#### INPUT RECORDS:
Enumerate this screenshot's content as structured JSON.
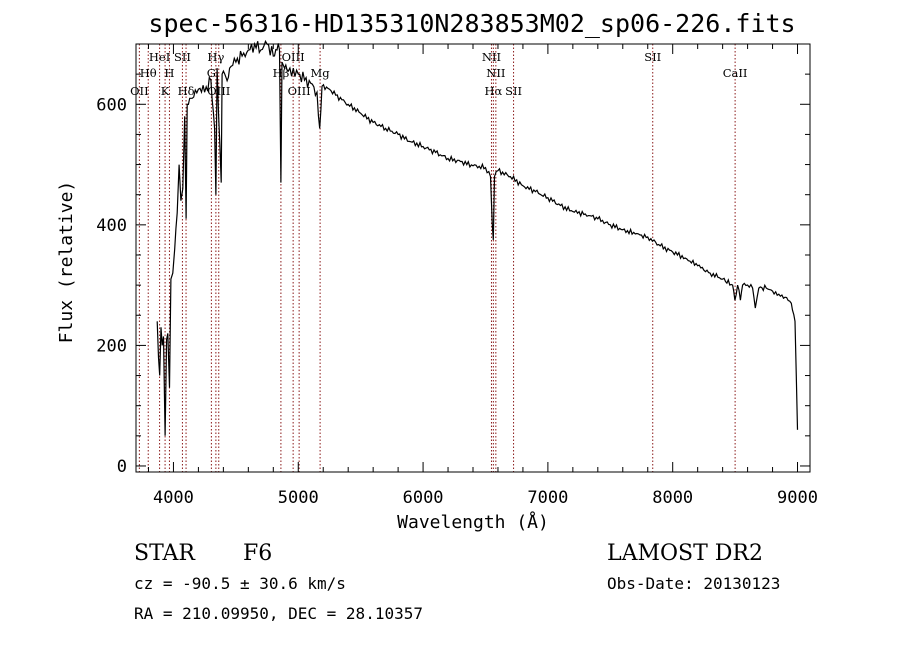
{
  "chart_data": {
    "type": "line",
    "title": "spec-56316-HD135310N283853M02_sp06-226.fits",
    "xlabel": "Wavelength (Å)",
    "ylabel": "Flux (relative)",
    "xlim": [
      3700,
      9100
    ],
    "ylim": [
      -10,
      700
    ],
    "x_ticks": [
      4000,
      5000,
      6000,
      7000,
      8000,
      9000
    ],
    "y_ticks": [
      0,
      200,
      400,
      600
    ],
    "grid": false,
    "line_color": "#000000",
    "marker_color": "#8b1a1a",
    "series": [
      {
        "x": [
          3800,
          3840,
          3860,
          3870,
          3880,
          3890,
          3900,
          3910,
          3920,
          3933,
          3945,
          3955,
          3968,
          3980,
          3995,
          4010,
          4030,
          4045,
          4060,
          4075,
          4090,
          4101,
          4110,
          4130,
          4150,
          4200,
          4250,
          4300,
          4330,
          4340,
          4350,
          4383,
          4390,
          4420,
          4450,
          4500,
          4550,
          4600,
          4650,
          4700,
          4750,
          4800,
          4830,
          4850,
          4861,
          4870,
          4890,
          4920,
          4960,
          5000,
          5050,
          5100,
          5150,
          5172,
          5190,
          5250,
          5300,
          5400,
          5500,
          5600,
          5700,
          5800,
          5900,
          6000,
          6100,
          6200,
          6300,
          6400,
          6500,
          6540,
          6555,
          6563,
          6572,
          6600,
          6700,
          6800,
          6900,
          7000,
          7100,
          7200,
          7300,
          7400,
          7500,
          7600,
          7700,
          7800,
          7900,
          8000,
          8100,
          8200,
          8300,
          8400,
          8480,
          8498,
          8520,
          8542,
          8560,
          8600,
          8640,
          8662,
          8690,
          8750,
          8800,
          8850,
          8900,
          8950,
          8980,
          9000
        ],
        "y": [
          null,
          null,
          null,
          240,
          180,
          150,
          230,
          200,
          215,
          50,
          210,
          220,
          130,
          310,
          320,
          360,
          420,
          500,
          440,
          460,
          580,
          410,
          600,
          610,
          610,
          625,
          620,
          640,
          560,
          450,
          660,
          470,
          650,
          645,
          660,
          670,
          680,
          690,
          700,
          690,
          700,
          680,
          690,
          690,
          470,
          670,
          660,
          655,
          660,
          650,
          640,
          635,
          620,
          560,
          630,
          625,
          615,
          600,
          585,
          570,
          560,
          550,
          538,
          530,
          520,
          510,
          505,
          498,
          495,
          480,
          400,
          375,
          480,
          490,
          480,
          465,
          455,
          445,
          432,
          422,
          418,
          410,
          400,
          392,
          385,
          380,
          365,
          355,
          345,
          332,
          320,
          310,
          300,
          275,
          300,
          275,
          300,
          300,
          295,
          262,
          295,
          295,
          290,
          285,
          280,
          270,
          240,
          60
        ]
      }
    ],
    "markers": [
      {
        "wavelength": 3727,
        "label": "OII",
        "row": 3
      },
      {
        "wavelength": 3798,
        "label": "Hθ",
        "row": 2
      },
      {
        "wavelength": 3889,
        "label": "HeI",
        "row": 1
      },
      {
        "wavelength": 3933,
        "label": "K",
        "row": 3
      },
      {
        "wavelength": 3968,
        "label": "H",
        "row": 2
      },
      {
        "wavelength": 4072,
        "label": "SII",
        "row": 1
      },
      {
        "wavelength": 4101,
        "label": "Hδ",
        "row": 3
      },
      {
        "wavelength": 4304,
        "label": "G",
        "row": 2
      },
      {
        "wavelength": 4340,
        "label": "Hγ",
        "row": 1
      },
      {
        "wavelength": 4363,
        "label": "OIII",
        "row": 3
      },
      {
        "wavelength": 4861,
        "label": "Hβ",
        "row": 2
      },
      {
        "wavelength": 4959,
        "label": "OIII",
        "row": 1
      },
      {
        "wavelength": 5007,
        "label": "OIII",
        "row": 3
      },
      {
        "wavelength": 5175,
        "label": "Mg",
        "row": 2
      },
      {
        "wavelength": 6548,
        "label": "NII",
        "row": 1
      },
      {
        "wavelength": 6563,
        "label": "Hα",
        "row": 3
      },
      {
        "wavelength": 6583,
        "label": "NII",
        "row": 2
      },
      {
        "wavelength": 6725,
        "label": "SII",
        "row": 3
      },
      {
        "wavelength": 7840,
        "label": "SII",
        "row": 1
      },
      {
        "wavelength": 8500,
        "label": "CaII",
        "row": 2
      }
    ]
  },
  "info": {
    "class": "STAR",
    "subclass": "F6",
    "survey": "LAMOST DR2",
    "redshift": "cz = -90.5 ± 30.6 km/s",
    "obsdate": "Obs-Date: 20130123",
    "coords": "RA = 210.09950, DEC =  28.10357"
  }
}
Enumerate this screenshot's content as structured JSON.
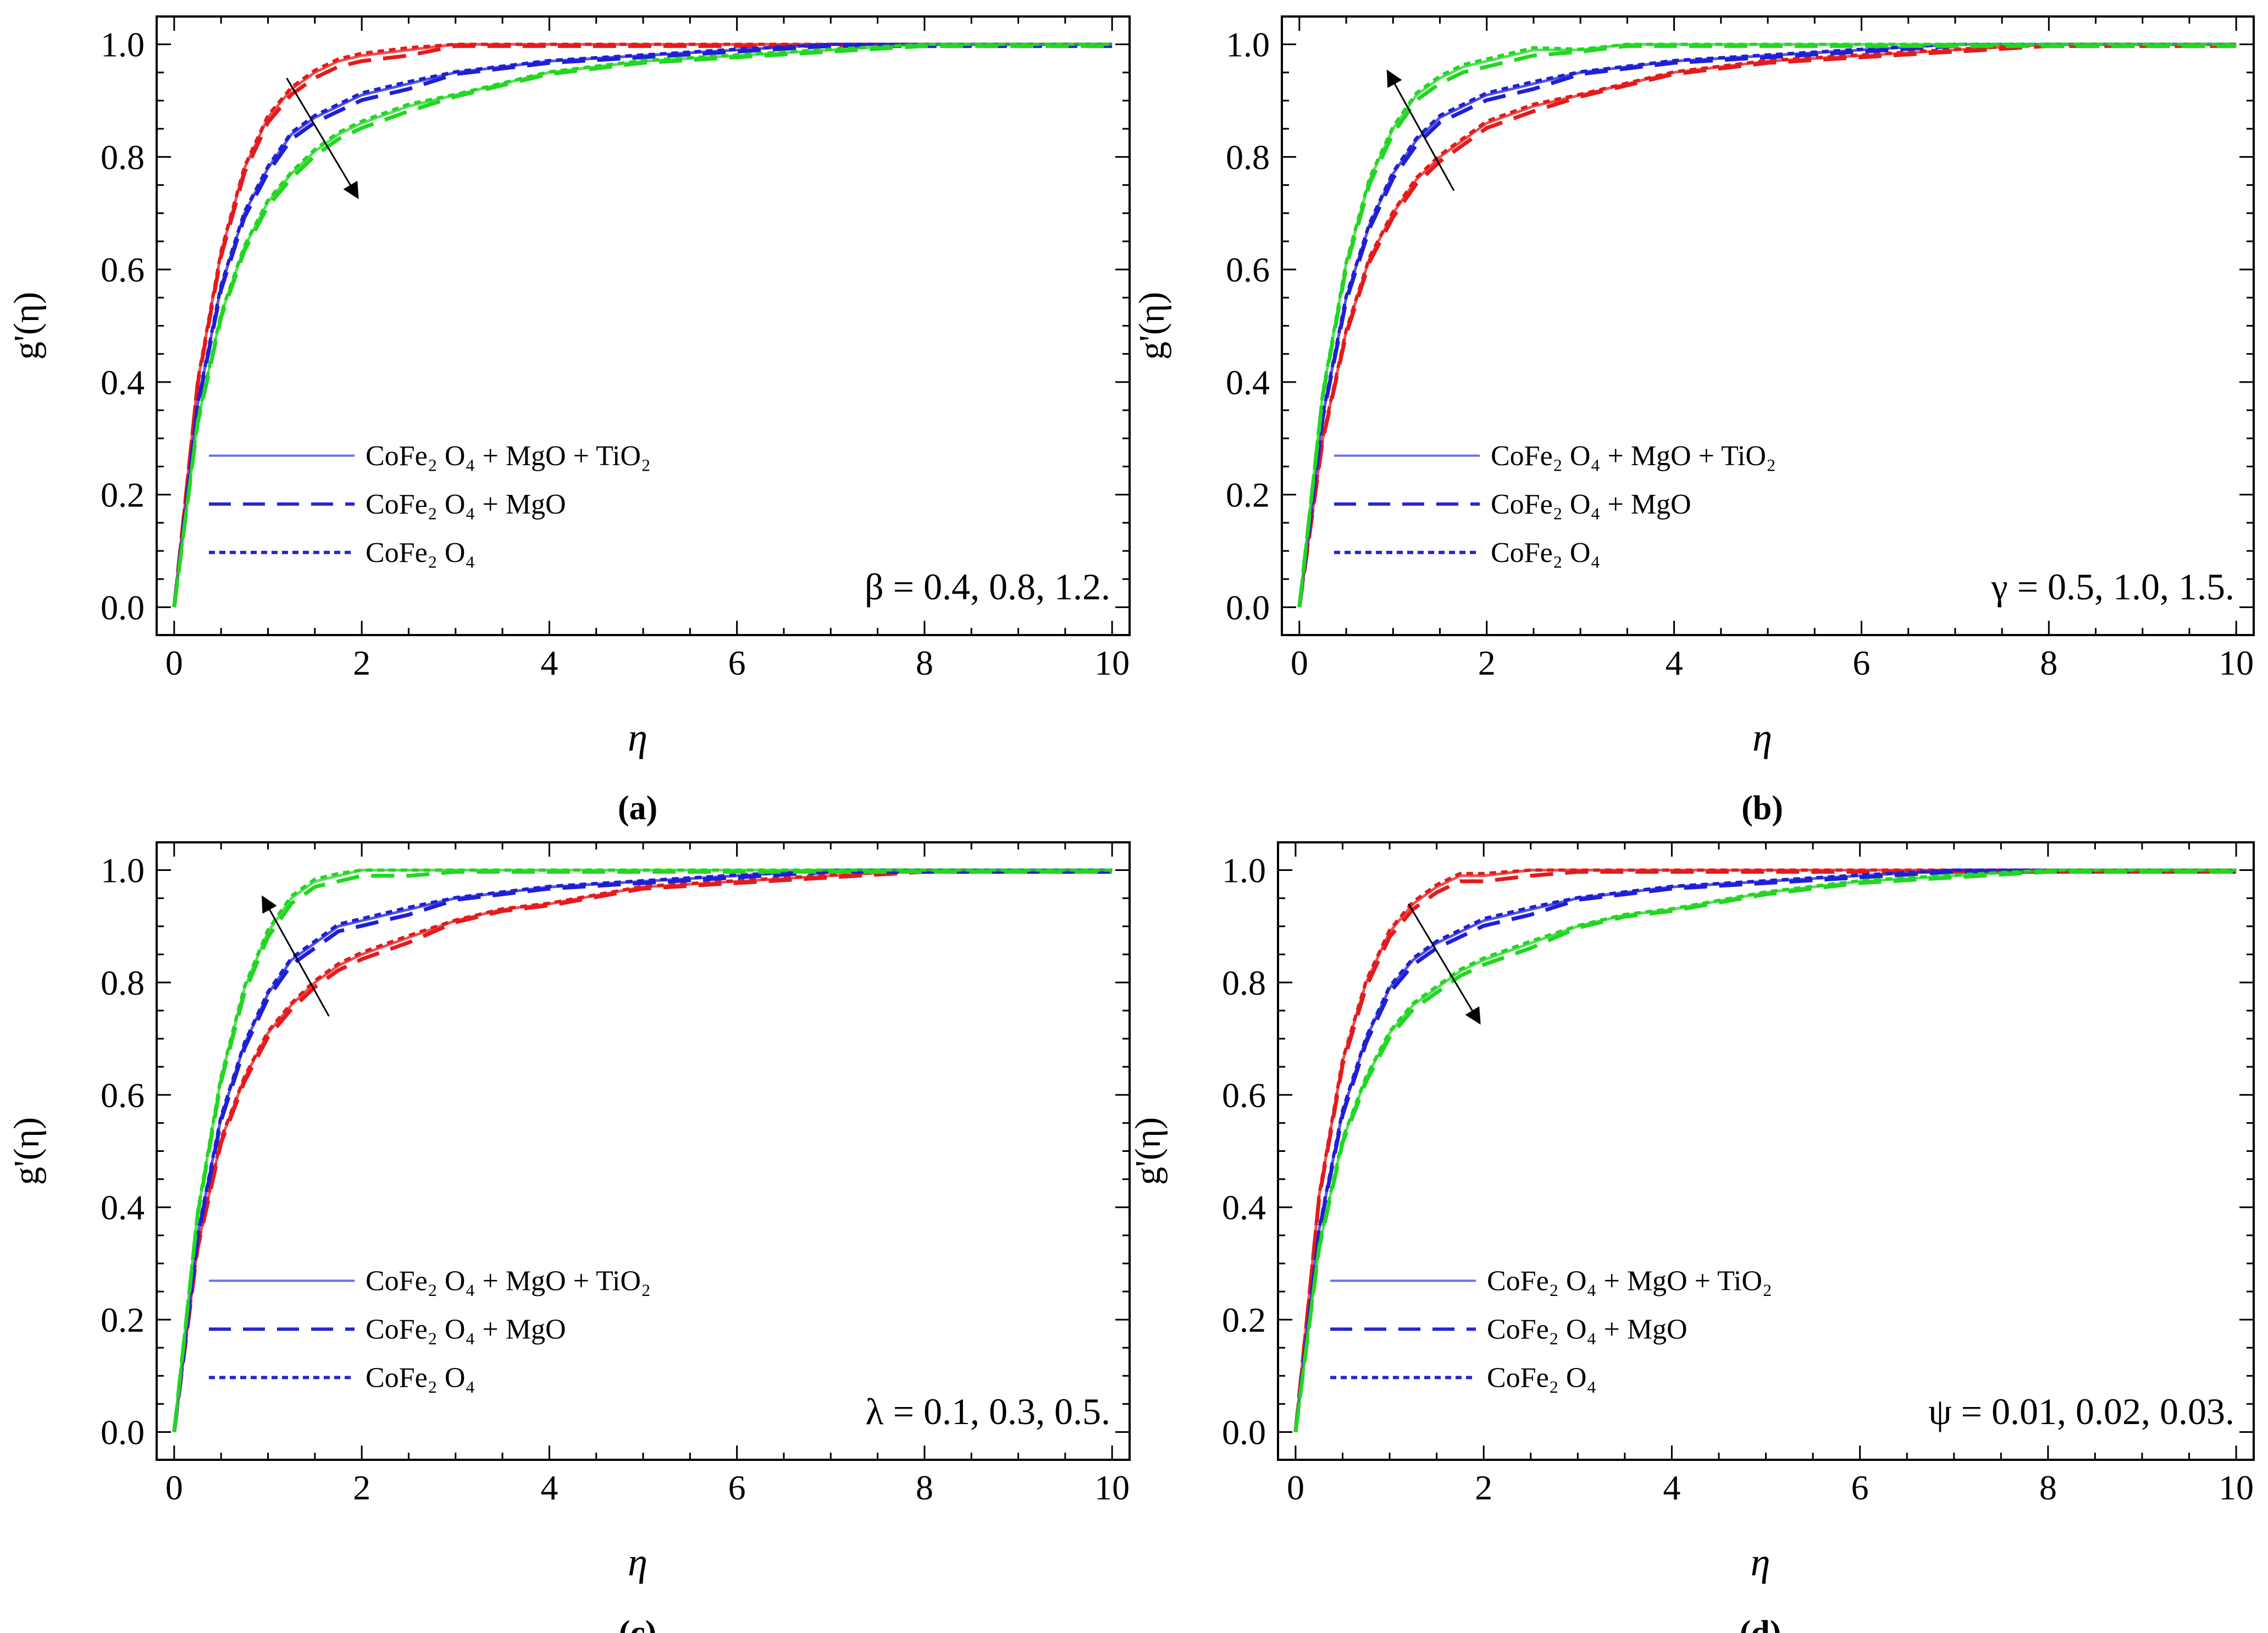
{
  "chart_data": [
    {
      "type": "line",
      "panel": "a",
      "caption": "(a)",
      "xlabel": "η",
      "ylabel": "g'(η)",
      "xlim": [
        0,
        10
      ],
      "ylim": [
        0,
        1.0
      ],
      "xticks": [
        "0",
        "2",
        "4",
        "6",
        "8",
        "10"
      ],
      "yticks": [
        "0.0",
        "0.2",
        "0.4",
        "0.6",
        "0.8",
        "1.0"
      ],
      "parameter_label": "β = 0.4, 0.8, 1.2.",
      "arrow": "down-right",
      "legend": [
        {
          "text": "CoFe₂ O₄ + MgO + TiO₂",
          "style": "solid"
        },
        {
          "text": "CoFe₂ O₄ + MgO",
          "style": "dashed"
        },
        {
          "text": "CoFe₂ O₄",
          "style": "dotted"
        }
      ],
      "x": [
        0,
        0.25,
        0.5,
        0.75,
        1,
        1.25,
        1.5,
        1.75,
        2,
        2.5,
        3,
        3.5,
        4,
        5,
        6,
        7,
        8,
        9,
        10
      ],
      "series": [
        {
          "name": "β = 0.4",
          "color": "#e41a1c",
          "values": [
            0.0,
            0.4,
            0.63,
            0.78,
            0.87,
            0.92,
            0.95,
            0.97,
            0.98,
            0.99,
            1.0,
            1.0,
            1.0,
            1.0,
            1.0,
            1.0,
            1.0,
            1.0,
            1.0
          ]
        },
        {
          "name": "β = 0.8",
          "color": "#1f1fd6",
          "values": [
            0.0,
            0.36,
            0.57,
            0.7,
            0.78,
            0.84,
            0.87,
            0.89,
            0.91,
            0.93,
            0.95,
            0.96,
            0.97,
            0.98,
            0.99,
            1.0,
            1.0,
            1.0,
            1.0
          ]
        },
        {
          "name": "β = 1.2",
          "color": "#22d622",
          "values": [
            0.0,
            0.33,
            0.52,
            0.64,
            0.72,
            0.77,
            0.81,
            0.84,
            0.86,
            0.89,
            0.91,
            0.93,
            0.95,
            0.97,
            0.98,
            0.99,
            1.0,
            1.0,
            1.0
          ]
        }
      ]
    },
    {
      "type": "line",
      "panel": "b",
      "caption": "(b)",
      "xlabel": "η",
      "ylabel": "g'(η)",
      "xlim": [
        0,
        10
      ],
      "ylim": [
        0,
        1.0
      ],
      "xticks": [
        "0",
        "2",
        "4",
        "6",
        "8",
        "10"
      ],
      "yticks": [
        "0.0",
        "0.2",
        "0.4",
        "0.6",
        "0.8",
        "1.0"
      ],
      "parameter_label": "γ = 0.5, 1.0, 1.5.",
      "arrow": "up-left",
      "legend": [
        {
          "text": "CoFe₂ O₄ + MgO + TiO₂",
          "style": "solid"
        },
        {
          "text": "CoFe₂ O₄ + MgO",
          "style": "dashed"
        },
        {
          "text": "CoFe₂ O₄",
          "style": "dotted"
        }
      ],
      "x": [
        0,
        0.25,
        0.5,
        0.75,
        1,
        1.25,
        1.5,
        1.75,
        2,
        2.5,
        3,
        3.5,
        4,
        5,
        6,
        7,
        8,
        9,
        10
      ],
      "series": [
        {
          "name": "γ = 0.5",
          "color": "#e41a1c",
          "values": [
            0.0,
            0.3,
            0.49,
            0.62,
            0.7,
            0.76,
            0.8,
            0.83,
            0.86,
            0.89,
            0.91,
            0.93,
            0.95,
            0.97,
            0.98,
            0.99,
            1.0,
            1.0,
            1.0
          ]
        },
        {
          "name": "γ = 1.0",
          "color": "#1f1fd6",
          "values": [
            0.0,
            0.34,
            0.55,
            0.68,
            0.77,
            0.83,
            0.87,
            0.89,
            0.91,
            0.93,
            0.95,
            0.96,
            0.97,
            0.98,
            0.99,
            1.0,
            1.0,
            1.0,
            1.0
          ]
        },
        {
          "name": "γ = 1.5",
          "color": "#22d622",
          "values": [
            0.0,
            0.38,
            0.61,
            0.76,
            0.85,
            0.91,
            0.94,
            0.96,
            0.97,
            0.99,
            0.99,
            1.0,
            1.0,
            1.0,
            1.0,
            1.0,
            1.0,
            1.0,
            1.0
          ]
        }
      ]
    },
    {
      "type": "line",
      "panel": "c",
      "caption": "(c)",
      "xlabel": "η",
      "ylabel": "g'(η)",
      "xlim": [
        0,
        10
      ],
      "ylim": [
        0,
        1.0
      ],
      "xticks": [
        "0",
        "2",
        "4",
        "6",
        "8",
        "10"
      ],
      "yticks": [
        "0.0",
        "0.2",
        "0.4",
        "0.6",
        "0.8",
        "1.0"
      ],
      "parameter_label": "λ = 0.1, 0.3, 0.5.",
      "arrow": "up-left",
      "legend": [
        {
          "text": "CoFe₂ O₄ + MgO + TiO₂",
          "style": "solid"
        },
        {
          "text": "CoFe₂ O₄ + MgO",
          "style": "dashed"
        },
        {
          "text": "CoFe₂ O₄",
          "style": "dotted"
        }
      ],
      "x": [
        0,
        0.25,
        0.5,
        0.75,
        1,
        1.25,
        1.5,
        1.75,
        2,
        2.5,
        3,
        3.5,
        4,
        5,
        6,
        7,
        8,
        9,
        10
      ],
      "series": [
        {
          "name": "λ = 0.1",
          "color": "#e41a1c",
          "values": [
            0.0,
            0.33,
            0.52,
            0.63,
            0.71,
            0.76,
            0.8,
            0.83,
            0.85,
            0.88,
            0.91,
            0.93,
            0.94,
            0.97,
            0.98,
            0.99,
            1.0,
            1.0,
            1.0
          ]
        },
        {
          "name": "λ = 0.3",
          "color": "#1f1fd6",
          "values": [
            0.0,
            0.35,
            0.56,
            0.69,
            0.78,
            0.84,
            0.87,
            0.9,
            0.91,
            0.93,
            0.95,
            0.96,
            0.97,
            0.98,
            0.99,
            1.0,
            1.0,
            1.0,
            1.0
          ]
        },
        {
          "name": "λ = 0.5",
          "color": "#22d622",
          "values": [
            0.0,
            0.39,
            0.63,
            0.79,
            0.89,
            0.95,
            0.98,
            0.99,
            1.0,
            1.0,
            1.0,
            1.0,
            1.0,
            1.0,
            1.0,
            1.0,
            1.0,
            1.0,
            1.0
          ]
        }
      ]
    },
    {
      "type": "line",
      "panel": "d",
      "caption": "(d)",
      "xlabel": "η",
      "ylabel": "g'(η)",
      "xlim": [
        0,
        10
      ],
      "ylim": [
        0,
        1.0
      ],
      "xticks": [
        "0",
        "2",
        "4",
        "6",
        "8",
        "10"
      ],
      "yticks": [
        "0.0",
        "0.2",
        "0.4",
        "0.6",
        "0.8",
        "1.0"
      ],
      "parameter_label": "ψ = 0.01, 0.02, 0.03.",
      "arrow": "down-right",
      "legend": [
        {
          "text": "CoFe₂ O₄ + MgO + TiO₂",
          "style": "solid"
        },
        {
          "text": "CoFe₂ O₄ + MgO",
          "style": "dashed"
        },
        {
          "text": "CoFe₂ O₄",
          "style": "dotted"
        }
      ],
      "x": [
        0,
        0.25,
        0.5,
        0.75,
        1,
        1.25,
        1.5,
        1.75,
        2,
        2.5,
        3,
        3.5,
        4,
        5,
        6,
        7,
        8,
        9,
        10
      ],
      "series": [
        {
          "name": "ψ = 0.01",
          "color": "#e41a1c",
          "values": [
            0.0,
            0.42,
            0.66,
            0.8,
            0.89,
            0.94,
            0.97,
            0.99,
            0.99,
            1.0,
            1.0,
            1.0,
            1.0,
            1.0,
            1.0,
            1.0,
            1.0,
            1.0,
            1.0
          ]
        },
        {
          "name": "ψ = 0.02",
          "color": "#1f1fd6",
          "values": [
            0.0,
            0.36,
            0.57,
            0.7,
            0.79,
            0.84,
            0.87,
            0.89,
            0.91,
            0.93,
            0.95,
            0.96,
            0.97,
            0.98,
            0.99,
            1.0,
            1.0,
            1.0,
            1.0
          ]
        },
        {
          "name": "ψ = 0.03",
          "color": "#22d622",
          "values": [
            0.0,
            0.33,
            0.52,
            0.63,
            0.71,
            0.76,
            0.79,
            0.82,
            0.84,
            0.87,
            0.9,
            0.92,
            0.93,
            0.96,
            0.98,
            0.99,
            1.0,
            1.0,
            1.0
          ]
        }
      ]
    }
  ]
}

#### EXERCISE AIM:
Extract every line containing the string "caption" from the material.

#### COMPLETED TASK:
      "caption": "(a)",
      "caption": "(b)",
      "caption": "(c)",
      "caption": "(d)",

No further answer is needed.